**Task input**
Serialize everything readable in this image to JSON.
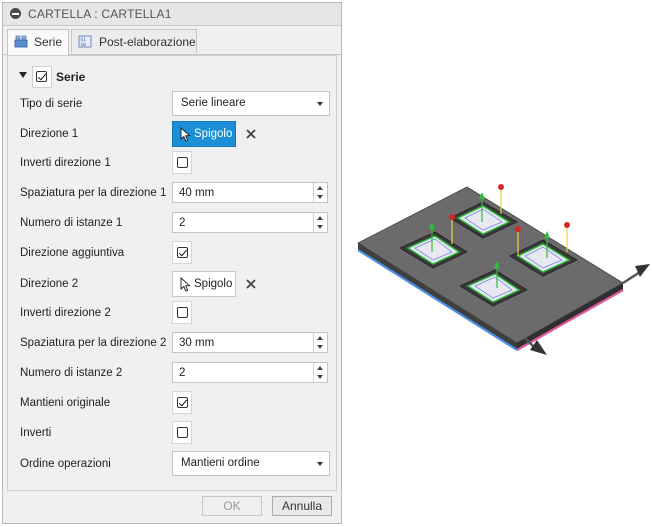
{
  "dialog": {
    "title": "CARTELLA : CARTELLA1",
    "tabs": [
      {
        "label": "Serie",
        "icon": "pattern-tab-icon"
      },
      {
        "label": "Post-elaborazione",
        "icon": "post-processing-tab-icon"
      }
    ],
    "group": {
      "label": "Serie",
      "checked": true
    },
    "fields": {
      "pattern_type": {
        "label": "Tipo di serie",
        "value": "Serie lineare"
      },
      "direction1": {
        "label": "Direzione 1",
        "button": "Spigolo",
        "active": true
      },
      "invert_direction1": {
        "label": "Inverti direzione 1",
        "checked": false
      },
      "spacing1": {
        "label": "Spaziatura per la direzione 1",
        "value": "40 mm"
      },
      "count1": {
        "label": "Numero di istanze 1",
        "value": "2"
      },
      "extra_direction": {
        "label": "Direzione aggiuntiva",
        "checked": true
      },
      "direction2": {
        "label": "Direzione 2",
        "button": "Spigolo",
        "active": false
      },
      "invert_direction2": {
        "label": "Inverti direzione 2",
        "checked": false
      },
      "spacing2": {
        "label": "Spaziatura per la direzione 2",
        "value": "30 mm"
      },
      "count2": {
        "label": "Numero di istanze 2",
        "value": "2"
      },
      "keep_original": {
        "label": "Mantieni originale",
        "checked": true
      },
      "invert": {
        "label": "Inverti",
        "checked": false
      },
      "operation_order": {
        "label": "Ordine operazioni",
        "value": "Mantieni ordine"
      }
    },
    "footer": {
      "ok": "OK",
      "cancel": "Annulla",
      "ok_enabled": false
    }
  },
  "colors": {
    "accent": "#1c8fd6",
    "plate_top": "#6b6b6b",
    "edge_direction1": "#4a90e2",
    "edge_direction2": "#e0569a",
    "toolpath": "#2fbf3a"
  }
}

**Directive**
Repeat all of the data above word for word, minus the pictures.

**Written solution**
Serialize everything readable in this image to JSON.
{
  "dialog": {
    "title": "CARTELLA : CARTELLA1",
    "tabs": [
      {
        "label": "Serie",
        "icon": "pattern-tab-icon"
      },
      {
        "label": "Post-elaborazione",
        "icon": "post-processing-tab-icon"
      }
    ],
    "group": {
      "label": "Serie",
      "checked": true
    },
    "fields": {
      "pattern_type": {
        "label": "Tipo di serie",
        "value": "Serie lineare"
      },
      "direction1": {
        "label": "Direzione 1",
        "button": "Spigolo",
        "active": true
      },
      "invert_direction1": {
        "label": "Inverti direzione 1",
        "checked": false
      },
      "spacing1": {
        "label": "Spaziatura per la direzione 1",
        "value": "40 mm"
      },
      "count1": {
        "label": "Numero di istanze 1",
        "value": "2"
      },
      "extra_direction": {
        "label": "Direzione aggiuntiva",
        "checked": true
      },
      "direction2": {
        "label": "Direzione 2",
        "button": "Spigolo",
        "active": false
      },
      "invert_direction2": {
        "label": "Inverti direzione 2",
        "checked": false
      },
      "spacing2": {
        "label": "Spaziatura per la direzione 2",
        "value": "30 mm"
      },
      "count2": {
        "label": "Numero di istanze 2",
        "value": "2"
      },
      "keep_original": {
        "label": "Mantieni originale",
        "checked": true
      },
      "invert": {
        "label": "Inverti",
        "checked": false
      },
      "operation_order": {
        "label": "Ordine operazioni",
        "value": "Mantieni ordine"
      }
    },
    "footer": {
      "ok": "OK",
      "cancel": "Annulla",
      "ok_enabled": false
    }
  },
  "colors": {
    "accent": "#1c8fd6",
    "plate_top": "#6b6b6b",
    "edge_direction1": "#4a90e2",
    "edge_direction2": "#e0569a",
    "toolpath": "#2fbf3a"
  }
}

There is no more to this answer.